"""
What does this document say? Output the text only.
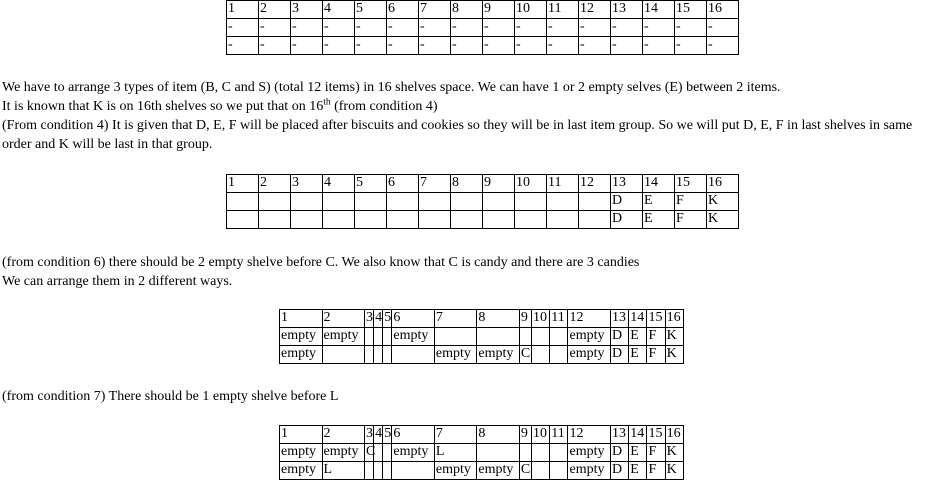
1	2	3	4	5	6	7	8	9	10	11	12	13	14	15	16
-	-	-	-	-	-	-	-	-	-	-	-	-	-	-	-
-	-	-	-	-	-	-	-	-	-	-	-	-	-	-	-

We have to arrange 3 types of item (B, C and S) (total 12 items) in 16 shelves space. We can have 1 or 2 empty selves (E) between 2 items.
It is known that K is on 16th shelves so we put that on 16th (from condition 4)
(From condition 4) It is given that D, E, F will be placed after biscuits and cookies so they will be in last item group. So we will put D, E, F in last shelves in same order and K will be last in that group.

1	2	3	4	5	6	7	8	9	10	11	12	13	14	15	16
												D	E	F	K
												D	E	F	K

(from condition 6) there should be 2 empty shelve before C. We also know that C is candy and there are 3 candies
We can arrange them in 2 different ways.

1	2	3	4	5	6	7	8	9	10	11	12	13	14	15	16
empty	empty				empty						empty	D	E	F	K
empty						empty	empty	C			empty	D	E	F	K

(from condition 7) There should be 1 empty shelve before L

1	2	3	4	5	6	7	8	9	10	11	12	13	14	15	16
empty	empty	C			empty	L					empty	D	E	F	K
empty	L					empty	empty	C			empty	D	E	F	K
"""
"""
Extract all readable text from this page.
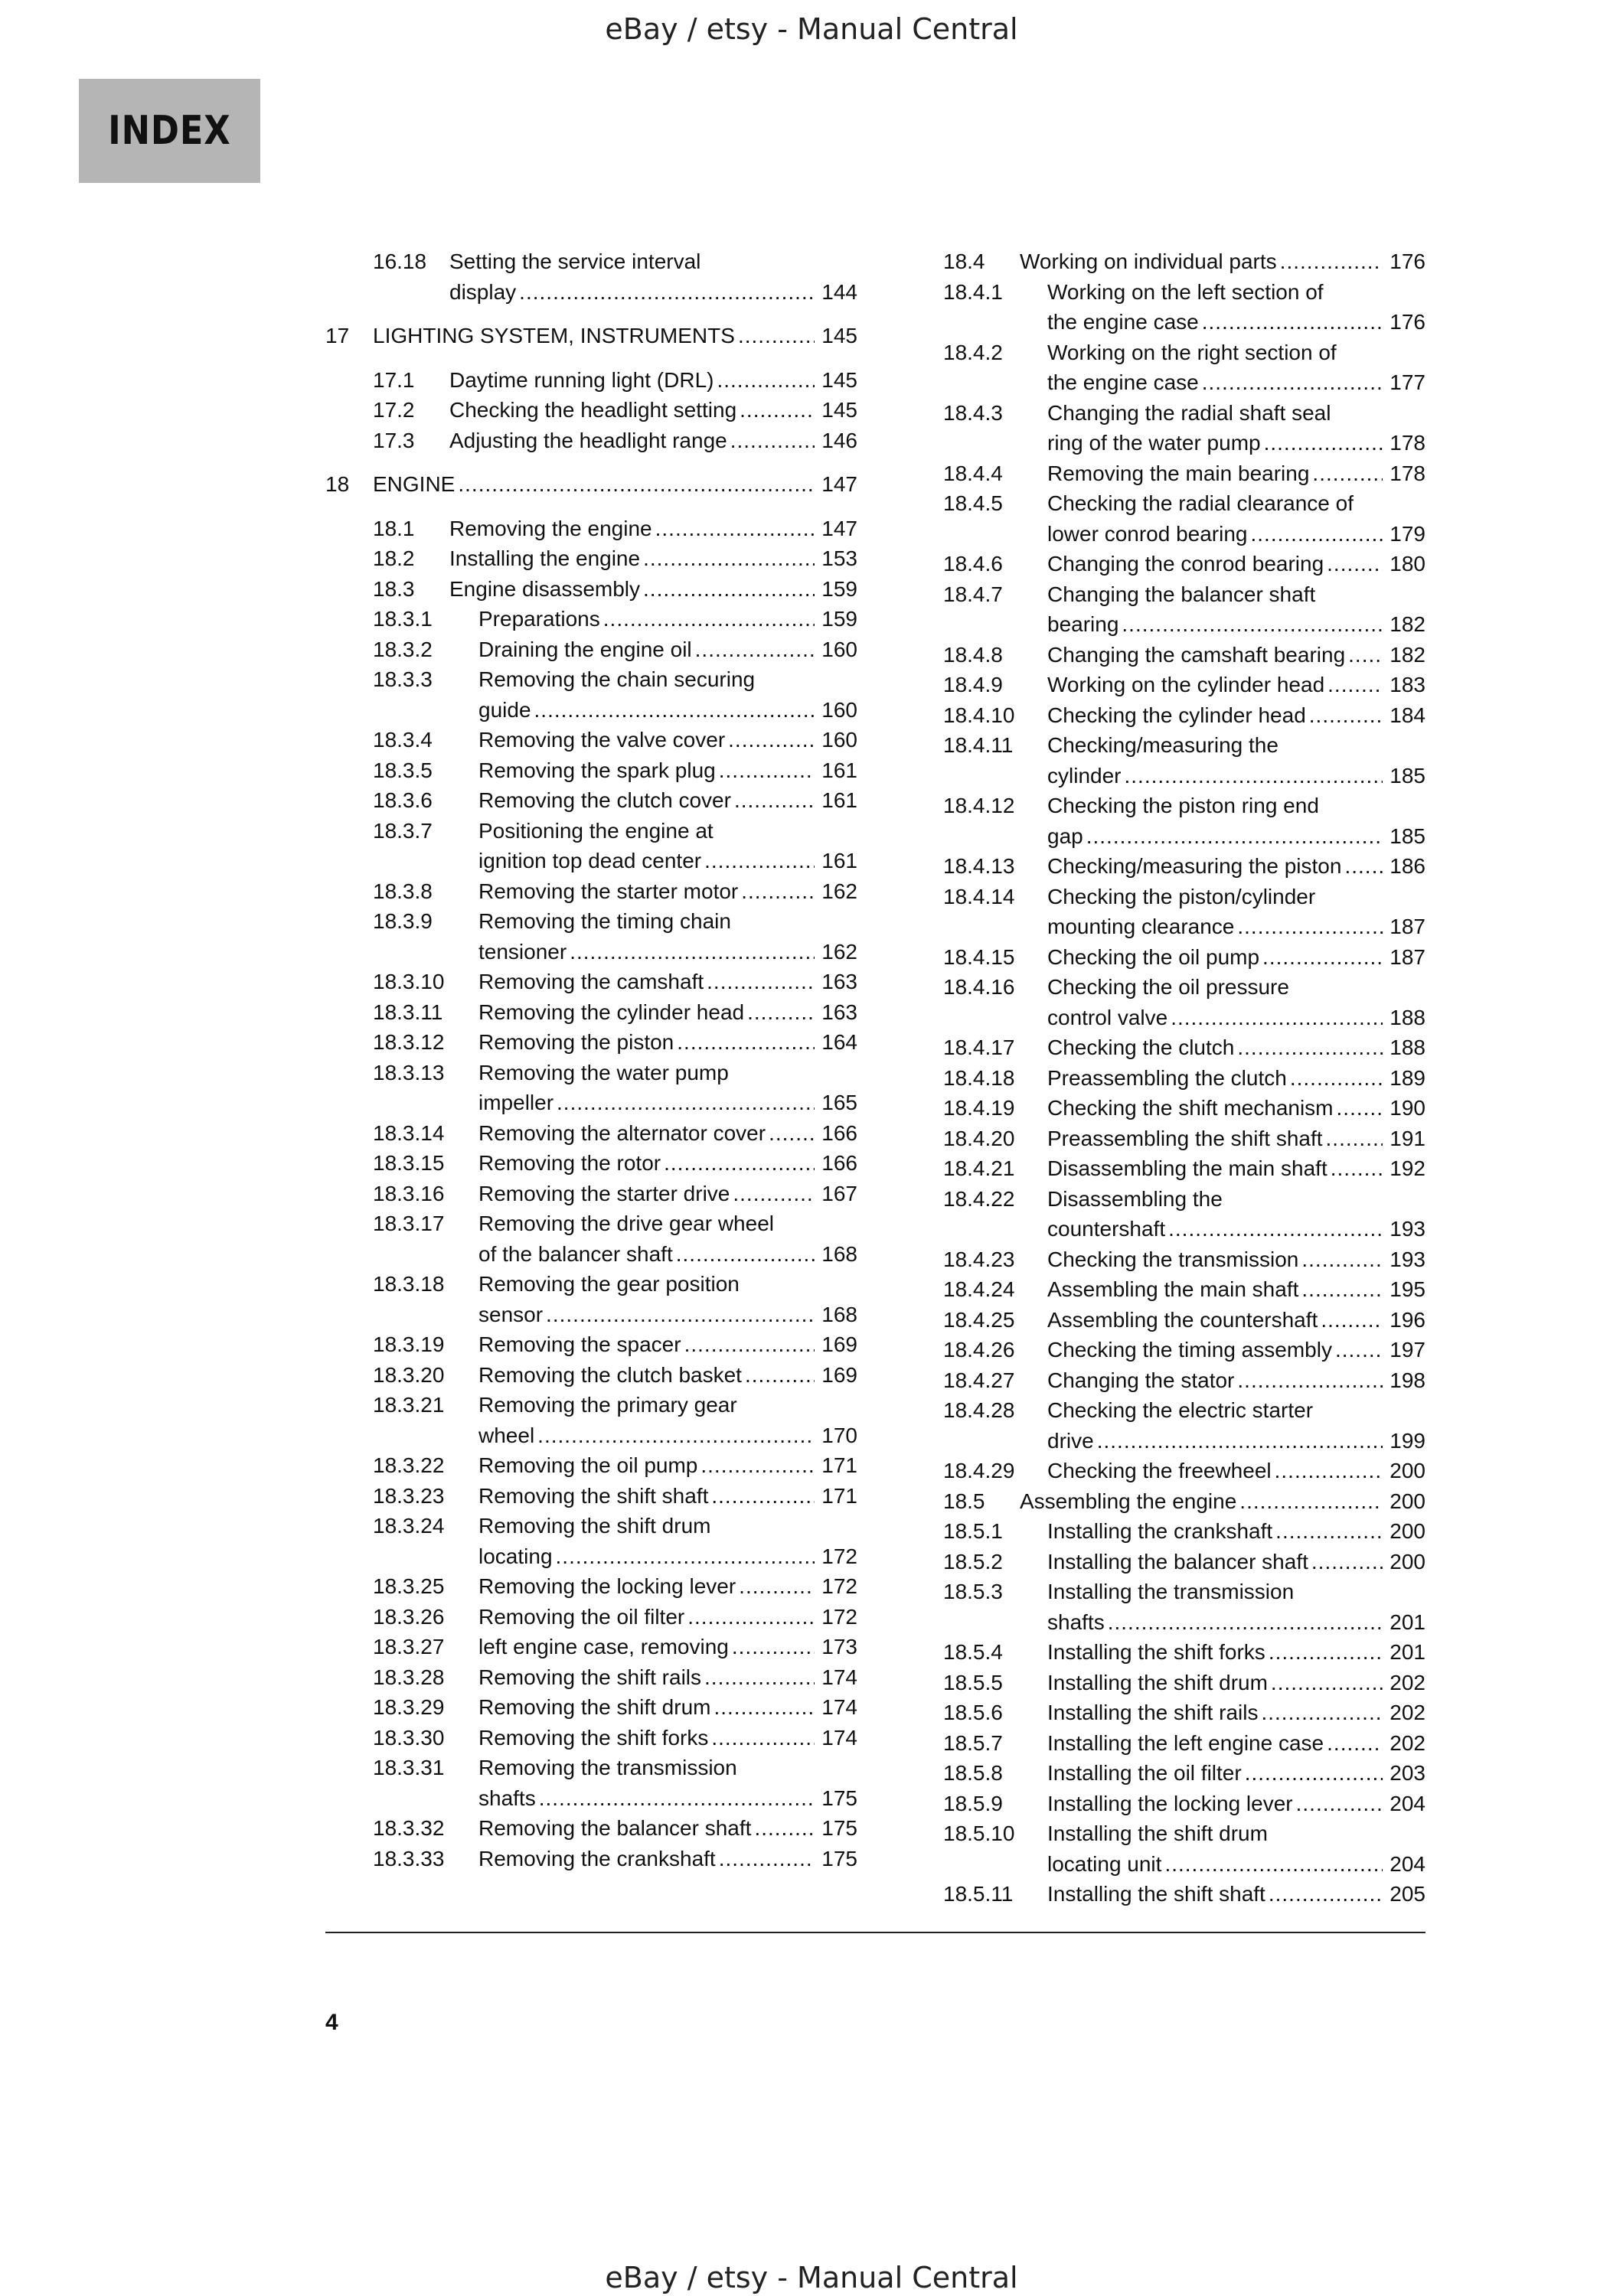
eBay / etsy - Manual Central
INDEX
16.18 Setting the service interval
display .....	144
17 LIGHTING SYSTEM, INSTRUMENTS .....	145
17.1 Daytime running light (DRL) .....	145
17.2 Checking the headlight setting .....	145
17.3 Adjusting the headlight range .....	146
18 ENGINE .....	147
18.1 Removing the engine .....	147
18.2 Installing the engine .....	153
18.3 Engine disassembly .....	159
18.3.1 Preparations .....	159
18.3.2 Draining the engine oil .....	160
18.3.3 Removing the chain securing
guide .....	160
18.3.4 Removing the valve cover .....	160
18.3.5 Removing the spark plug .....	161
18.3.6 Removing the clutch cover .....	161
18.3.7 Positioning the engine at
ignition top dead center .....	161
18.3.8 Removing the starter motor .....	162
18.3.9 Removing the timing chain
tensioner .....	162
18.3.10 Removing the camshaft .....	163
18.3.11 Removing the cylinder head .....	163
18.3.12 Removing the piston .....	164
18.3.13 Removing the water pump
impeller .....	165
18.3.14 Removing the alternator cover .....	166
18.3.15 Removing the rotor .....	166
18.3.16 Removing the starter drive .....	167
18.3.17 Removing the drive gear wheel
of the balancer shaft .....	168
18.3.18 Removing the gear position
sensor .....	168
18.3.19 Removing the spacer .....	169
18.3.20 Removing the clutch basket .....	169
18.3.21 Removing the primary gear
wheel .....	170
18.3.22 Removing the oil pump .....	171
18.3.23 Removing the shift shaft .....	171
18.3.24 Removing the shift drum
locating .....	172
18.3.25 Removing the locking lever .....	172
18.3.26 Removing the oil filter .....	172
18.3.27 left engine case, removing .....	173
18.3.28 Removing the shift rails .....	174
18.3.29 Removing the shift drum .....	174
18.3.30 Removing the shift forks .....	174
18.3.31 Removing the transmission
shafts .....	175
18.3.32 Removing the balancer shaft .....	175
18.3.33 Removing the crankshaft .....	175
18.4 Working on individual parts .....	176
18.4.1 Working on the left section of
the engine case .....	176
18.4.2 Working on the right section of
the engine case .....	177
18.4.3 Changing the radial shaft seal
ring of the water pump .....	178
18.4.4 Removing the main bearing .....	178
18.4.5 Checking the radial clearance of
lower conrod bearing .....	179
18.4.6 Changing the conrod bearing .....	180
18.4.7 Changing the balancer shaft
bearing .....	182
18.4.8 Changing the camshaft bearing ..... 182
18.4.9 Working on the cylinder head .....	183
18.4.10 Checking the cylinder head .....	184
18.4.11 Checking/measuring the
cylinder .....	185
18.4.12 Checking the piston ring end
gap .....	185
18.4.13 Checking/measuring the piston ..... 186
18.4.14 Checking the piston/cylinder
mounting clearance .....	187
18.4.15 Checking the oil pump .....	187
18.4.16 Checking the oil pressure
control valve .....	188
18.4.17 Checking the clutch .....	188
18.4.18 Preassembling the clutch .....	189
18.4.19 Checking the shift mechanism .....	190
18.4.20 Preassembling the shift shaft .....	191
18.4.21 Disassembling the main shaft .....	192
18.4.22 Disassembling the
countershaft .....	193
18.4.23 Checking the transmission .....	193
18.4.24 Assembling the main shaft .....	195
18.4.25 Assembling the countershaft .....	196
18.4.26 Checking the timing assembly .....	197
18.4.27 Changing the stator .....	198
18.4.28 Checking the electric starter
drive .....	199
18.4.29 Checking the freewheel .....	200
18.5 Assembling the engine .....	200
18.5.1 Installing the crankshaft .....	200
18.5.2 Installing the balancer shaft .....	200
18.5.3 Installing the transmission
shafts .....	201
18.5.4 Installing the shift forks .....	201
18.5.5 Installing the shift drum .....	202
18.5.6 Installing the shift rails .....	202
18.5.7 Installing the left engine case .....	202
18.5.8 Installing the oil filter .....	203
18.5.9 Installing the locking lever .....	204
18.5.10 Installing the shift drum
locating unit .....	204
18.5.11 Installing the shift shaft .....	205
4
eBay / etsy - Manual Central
"""
"""
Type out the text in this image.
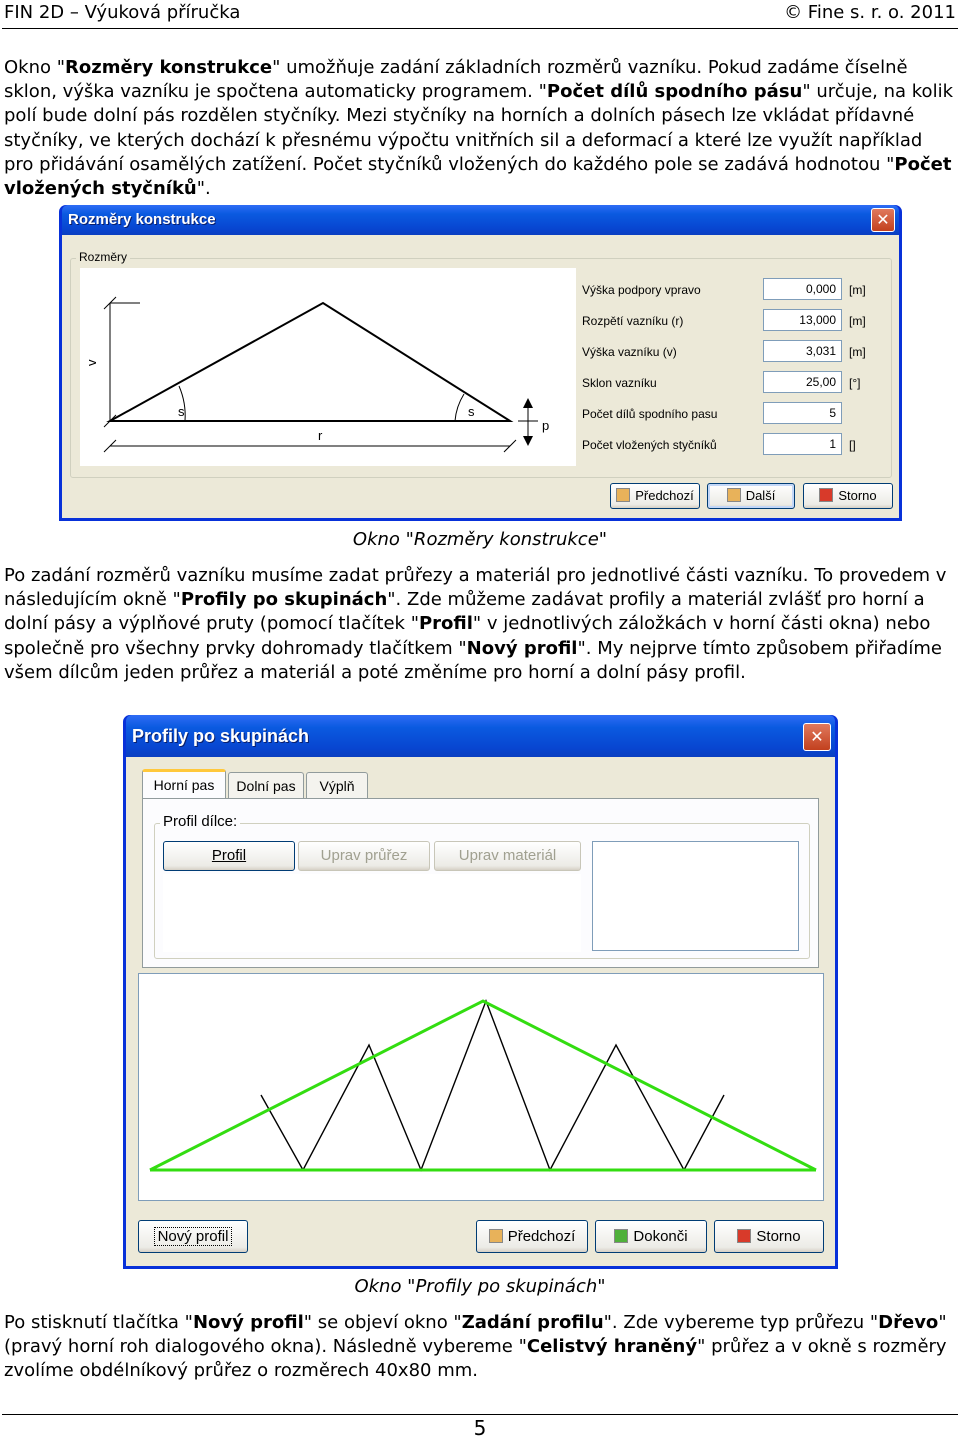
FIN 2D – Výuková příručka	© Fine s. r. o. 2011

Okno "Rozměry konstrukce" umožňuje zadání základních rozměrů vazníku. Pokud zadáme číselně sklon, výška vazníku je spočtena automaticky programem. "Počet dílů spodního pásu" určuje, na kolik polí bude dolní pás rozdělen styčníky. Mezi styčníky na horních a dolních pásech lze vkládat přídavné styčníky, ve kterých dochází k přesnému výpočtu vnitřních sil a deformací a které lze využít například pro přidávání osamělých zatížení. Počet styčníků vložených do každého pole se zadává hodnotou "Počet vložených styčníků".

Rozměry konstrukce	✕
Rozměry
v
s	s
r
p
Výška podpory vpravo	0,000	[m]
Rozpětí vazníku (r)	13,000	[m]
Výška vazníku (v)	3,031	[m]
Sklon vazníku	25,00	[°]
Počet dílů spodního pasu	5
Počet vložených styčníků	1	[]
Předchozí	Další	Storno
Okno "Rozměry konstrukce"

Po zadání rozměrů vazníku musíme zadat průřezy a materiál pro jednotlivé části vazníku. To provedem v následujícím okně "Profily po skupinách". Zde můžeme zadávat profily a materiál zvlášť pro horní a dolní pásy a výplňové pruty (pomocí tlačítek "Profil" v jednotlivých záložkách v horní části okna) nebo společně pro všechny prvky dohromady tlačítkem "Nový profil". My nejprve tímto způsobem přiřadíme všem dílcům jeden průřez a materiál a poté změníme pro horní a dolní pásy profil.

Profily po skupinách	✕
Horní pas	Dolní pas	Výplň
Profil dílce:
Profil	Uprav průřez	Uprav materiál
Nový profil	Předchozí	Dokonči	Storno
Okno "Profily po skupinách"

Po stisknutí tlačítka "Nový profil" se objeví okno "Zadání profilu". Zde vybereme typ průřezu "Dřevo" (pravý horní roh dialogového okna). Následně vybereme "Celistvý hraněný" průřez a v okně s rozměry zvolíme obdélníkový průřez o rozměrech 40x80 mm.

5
"""
Which lines above hold the word "countershaft"? Copy each of them.

countershaft .....	193
18.4.25 Assembling the countershaft .....	196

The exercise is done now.